### Instructions to follow:
Show every line in the entries below where the word "платы" appears.

### Data section:

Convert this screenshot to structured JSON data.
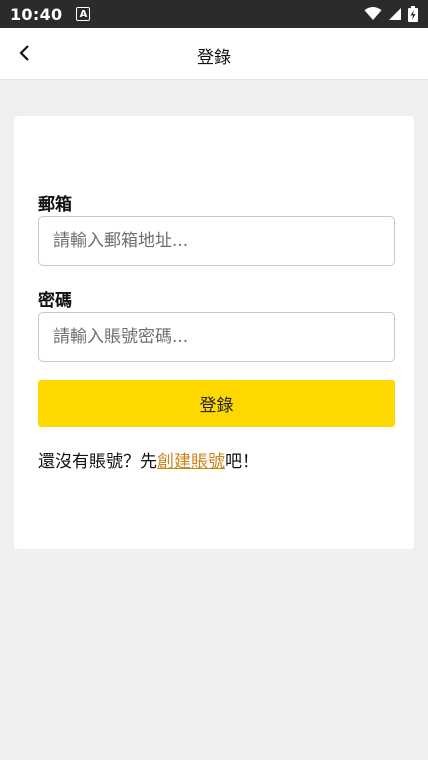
{
  "status_bar": {
    "time": "10:40",
    "notification_icon": "a-letter-icon",
    "icons": [
      "wifi-icon",
      "signal-icon",
      "battery-charging-icon"
    ]
  },
  "nav": {
    "title": "登錄",
    "back_icon": "chevron-left-icon"
  },
  "form": {
    "email_label": "郵箱",
    "email_placeholder": "請輸入郵箱地址...",
    "password_label": "密碼",
    "password_placeholder": "請輸入賬號密碼...",
    "login_button": "登錄",
    "signup_prefix": "還沒有賬號？先",
    "signup_link": "創建賬號",
    "signup_suffix": "吧！"
  },
  "colors": {
    "accent": "#ffd800",
    "link": "#c8841a",
    "background": "#efefef",
    "status_bar": "#2b2b2b"
  }
}
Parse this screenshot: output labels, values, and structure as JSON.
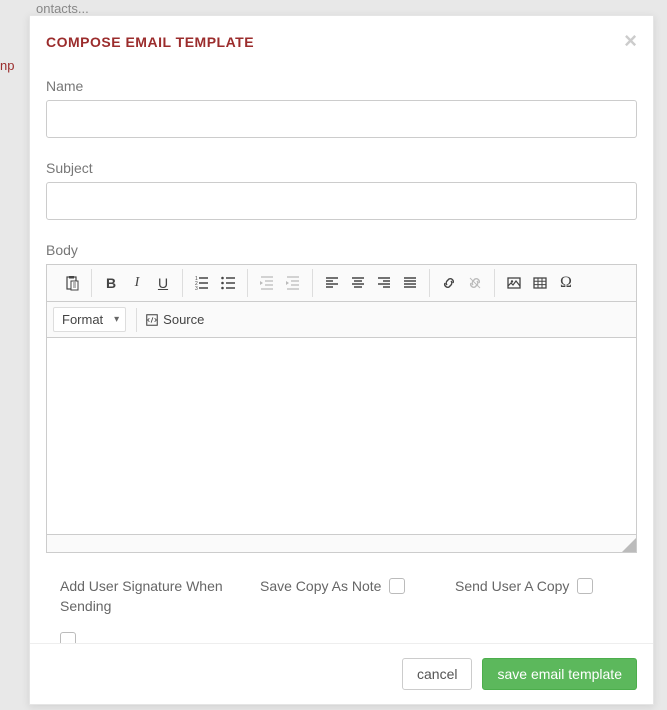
{
  "background": {
    "frag1": "ontacts...",
    "frag2": "np"
  },
  "modal": {
    "title": "COMPOSE EMAIL TEMPLATE",
    "close": "×"
  },
  "fields": {
    "name_label": "Name",
    "name_value": "",
    "subject_label": "Subject",
    "subject_value": "",
    "body_label": "Body"
  },
  "toolbar": {
    "format_label": "Format",
    "source_label": "Source"
  },
  "checkboxes": {
    "signature_label": "Add User Signature When Sending",
    "copy_note_label": "Save Copy As Note",
    "send_copy_label": "Send User A Copy"
  },
  "footer": {
    "cancel_label": "cancel",
    "save_label": "save email template"
  }
}
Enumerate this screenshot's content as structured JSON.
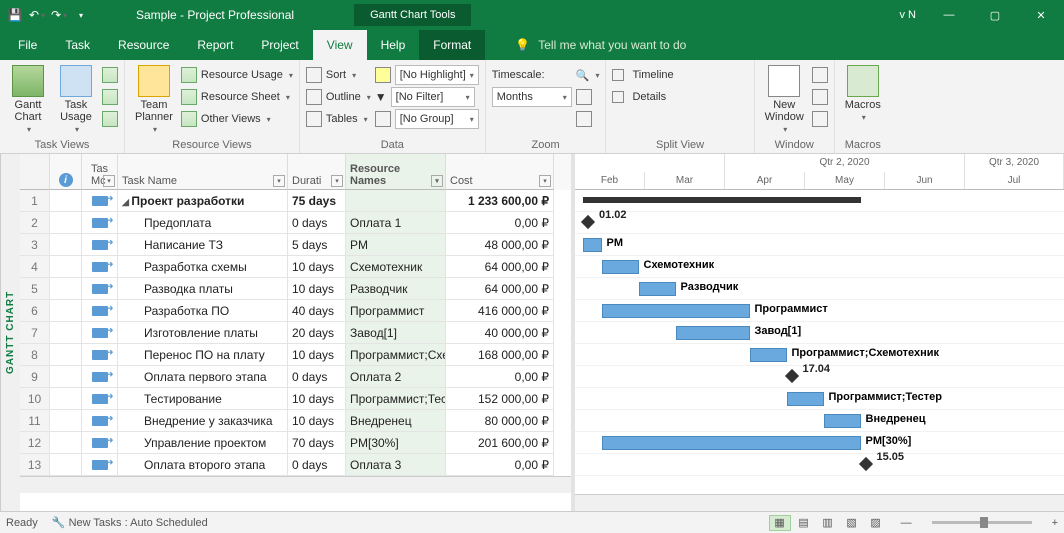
{
  "titlebar": {
    "title": "Sample  -  Project Professional",
    "tools_tab": "Gantt Chart Tools",
    "version": "v N"
  },
  "tabs": {
    "file": "File",
    "task": "Task",
    "resource": "Resource",
    "report": "Report",
    "project": "Project",
    "view": "View",
    "help": "Help",
    "format": "Format",
    "tell_me": "Tell me what you want to do"
  },
  "ribbon": {
    "task_views": {
      "label": "Task Views",
      "gantt_chart": "Gantt\nChart",
      "task_usage": "Task\nUsage"
    },
    "resource_views": {
      "label": "Resource Views",
      "team_planner": "Team\nPlanner",
      "resource_usage": "Resource Usage",
      "resource_sheet": "Resource Sheet",
      "other_views": "Other Views"
    },
    "data": {
      "label": "Data",
      "sort": "Sort",
      "outline": "Outline",
      "tables": "Tables",
      "highlight": "[No Highlight]",
      "filter": "[No Filter]",
      "group": "[No Group]"
    },
    "zoom": {
      "label": "Zoom",
      "timescale": "Timescale:",
      "months": "Months"
    },
    "split_view": {
      "label": "Split View",
      "timeline": "Timeline",
      "details": "Details"
    },
    "window": {
      "label": "Window",
      "new_window": "New\nWindow"
    },
    "macros": {
      "label": "Macros",
      "macros": "Macros"
    }
  },
  "columns": {
    "info": "",
    "task_mode": "Tas\nMc",
    "task_name": "Task Name",
    "duration": "Durati",
    "resource_names": "Resource\nNames",
    "cost": "Cost"
  },
  "rows": [
    {
      "n": "1",
      "mode": true,
      "name": "Проект разработки",
      "root": true,
      "dur": "75 days",
      "res": "",
      "cost": "1 233 600,00 ₽"
    },
    {
      "n": "2",
      "mode": true,
      "name": "Предоплата",
      "dur": "0 days",
      "res": "Оплата 1",
      "cost": "0,00 ₽"
    },
    {
      "n": "3",
      "mode": true,
      "name": "Написание ТЗ",
      "dur": "5 days",
      "res": "PM",
      "cost": "48 000,00 ₽"
    },
    {
      "n": "4",
      "mode": true,
      "name": "Разработка схемы",
      "dur": "10 days",
      "res": "Схемотехник",
      "cost": "64 000,00 ₽"
    },
    {
      "n": "5",
      "mode": true,
      "name": "Разводка платы",
      "dur": "10 days",
      "res": "Разводчик",
      "cost": "64 000,00 ₽"
    },
    {
      "n": "6",
      "mode": true,
      "name": "Разработка ПО",
      "dur": "40 days",
      "res": "Программист",
      "cost": "416 000,00 ₽"
    },
    {
      "n": "7",
      "mode": true,
      "name": "Изготовление платы",
      "dur": "20 days",
      "res": "Завод[1]",
      "cost": "40 000,00 ₽"
    },
    {
      "n": "8",
      "mode": true,
      "name": "Перенос ПО на плату",
      "dur": "10 days",
      "res": "Программист;Схемотехник",
      "cost": "168 000,00 ₽"
    },
    {
      "n": "9",
      "mode": true,
      "name": "Оплата первого этапа",
      "dur": "0 days",
      "res": "Оплата 2",
      "cost": "0,00 ₽"
    },
    {
      "n": "10",
      "mode": true,
      "name": "Тестирование",
      "dur": "10 days",
      "res": "Программист;Тестер",
      "cost": "152 000,00 ₽"
    },
    {
      "n": "11",
      "mode": true,
      "name": "Внедрение у заказчика",
      "dur": "10 days",
      "res": "Внедренец",
      "cost": "80 000,00 ₽"
    },
    {
      "n": "12",
      "mode": true,
      "name": "Управление проектом",
      "dur": "70 days",
      "res": "PM[30%]",
      "cost": "201 600,00 ₽"
    },
    {
      "n": "13",
      "mode": true,
      "name": "Оплата второго этапа",
      "dur": "0 days",
      "res": "Оплата 3",
      "cost": "0,00 ₽"
    }
  ],
  "timescale": {
    "top": [
      "",
      "Qtr 2, 2020",
      "Qtr 3, 2020"
    ],
    "bottom": [
      "Feb",
      "Mar",
      "Apr",
      "May",
      "Jun",
      "Jul"
    ]
  },
  "gantt_labels": {
    "r2": "01.02",
    "r3": "PM",
    "r4": "Схемотехник",
    "r5": "Разводчик",
    "r6": "Программист",
    "r7": "Завод[1]",
    "r8": "Программист;Схемотехник",
    "r9": "17.04",
    "r10": "Программист;Тестер",
    "r11": "Внедренец",
    "r12": "PM[30%]",
    "r13": "15.05"
  },
  "sidelabel": "GANTT CHART",
  "status": {
    "ready": "Ready",
    "new_tasks": "New Tasks : Auto Scheduled"
  },
  "chart_data": {
    "type": "gantt",
    "title": "Проект разработки",
    "unit": "days",
    "tasks": [
      {
        "id": 1,
        "name": "Проект разработки",
        "type": "summary",
        "start": 0,
        "duration": 75,
        "cost": 1233600
      },
      {
        "id": 2,
        "name": "Предоплата",
        "type": "milestone",
        "start": 0,
        "label": "01.02",
        "resources": [
          "Оплата 1"
        ],
        "cost": 0
      },
      {
        "id": 3,
        "name": "Написание ТЗ",
        "type": "task",
        "start": 0,
        "duration": 5,
        "resources": [
          "PM"
        ],
        "cost": 48000
      },
      {
        "id": 4,
        "name": "Разработка схемы",
        "type": "task",
        "start": 5,
        "duration": 10,
        "resources": [
          "Схемотехник"
        ],
        "cost": 64000
      },
      {
        "id": 5,
        "name": "Разводка платы",
        "type": "task",
        "start": 15,
        "duration": 10,
        "resources": [
          "Разводчик"
        ],
        "cost": 64000
      },
      {
        "id": 6,
        "name": "Разработка ПО",
        "type": "task",
        "start": 5,
        "duration": 40,
        "resources": [
          "Программист"
        ],
        "cost": 416000
      },
      {
        "id": 7,
        "name": "Изготовление платы",
        "type": "task",
        "start": 25,
        "duration": 20,
        "resources": [
          "Завод[1]"
        ],
        "cost": 40000
      },
      {
        "id": 8,
        "name": "Перенос ПО на плату",
        "type": "task",
        "start": 45,
        "duration": 10,
        "resources": [
          "Программист",
          "Схемотехник"
        ],
        "cost": 168000
      },
      {
        "id": 9,
        "name": "Оплата первого этапа",
        "type": "milestone",
        "start": 55,
        "label": "17.04",
        "resources": [
          "Оплата 2"
        ],
        "cost": 0
      },
      {
        "id": 10,
        "name": "Тестирование",
        "type": "task",
        "start": 55,
        "duration": 10,
        "resources": [
          "Программист",
          "Тестер"
        ],
        "cost": 152000
      },
      {
        "id": 11,
        "name": "Внедрение у заказчика",
        "type": "task",
        "start": 65,
        "duration": 10,
        "resources": [
          "Внедренец"
        ],
        "cost": 80000
      },
      {
        "id": 12,
        "name": "Управление проектом",
        "type": "task",
        "start": 5,
        "duration": 70,
        "resources": [
          "PM[30%]"
        ],
        "cost": 201600
      },
      {
        "id": 13,
        "name": "Оплата второго этапа",
        "type": "milestone",
        "start": 75,
        "label": "15.05",
        "resources": [
          "Оплата 3"
        ],
        "cost": 0
      }
    ],
    "currency": "₽",
    "total_cost": 1233600,
    "timeline_months": [
      "Feb",
      "Mar",
      "Apr",
      "May",
      "Jun",
      "Jul"
    ],
    "quarters": [
      "Qtr 2, 2020",
      "Qtr 3, 2020"
    ]
  }
}
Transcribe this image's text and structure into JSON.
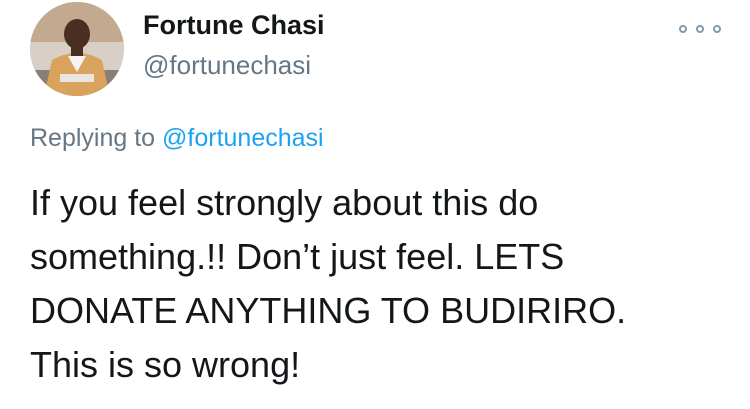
{
  "author": {
    "display_name": "Fortune Chasi",
    "handle": "@fortunechasi",
    "avatar_alt": "profile-photo"
  },
  "menu": {
    "icon": "more-options-icon"
  },
  "reply": {
    "prefix": "Replying to",
    "mention": "@fortunechasi"
  },
  "tweet": {
    "lines": [
      "If you feel strongly about this do",
      "something.!! Don’t just feel. LETS",
      "DONATE ANYTHING TO BUDIRIRO.",
      "This is so wrong!"
    ]
  },
  "colors": {
    "text": "#14171a",
    "secondary": "#657786",
    "link": "#1da1f2",
    "icon": "#8899a6"
  }
}
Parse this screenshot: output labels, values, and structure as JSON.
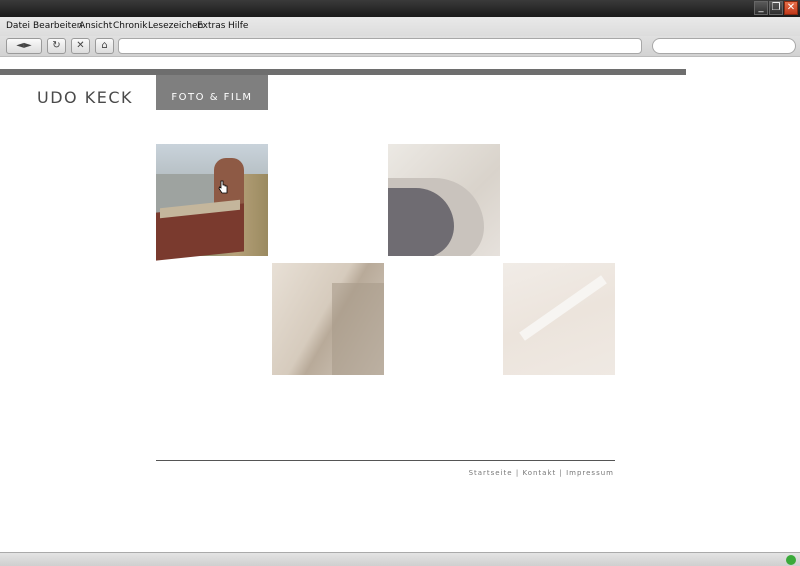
{
  "menu": {
    "items": [
      "Datei",
      "Bearbeiten",
      "Ansicht",
      "Chronik",
      "Lesezeichen",
      "Extras",
      "Hilfe"
    ]
  },
  "navbar": {
    "back_label": "◄",
    "forward_label": "►",
    "reload_label": "↻",
    "stop_label": "✕",
    "home_label": "⌂",
    "url_value": "",
    "search_value": ""
  },
  "site": {
    "brand": "UDO KECK",
    "nav_tab": "FOTO & FILM",
    "footer": {
      "links": [
        "Startseite",
        "Kontakt",
        "Impressum"
      ],
      "separator": "|"
    }
  },
  "window": {
    "minimize": "_",
    "maximize": "❐",
    "close": "✕"
  }
}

### The answer:
      "name": "Разводка платы",
      "name": "Изготовление платы",
        "name": "Разводка платы",
        "name": "Изготовление платы",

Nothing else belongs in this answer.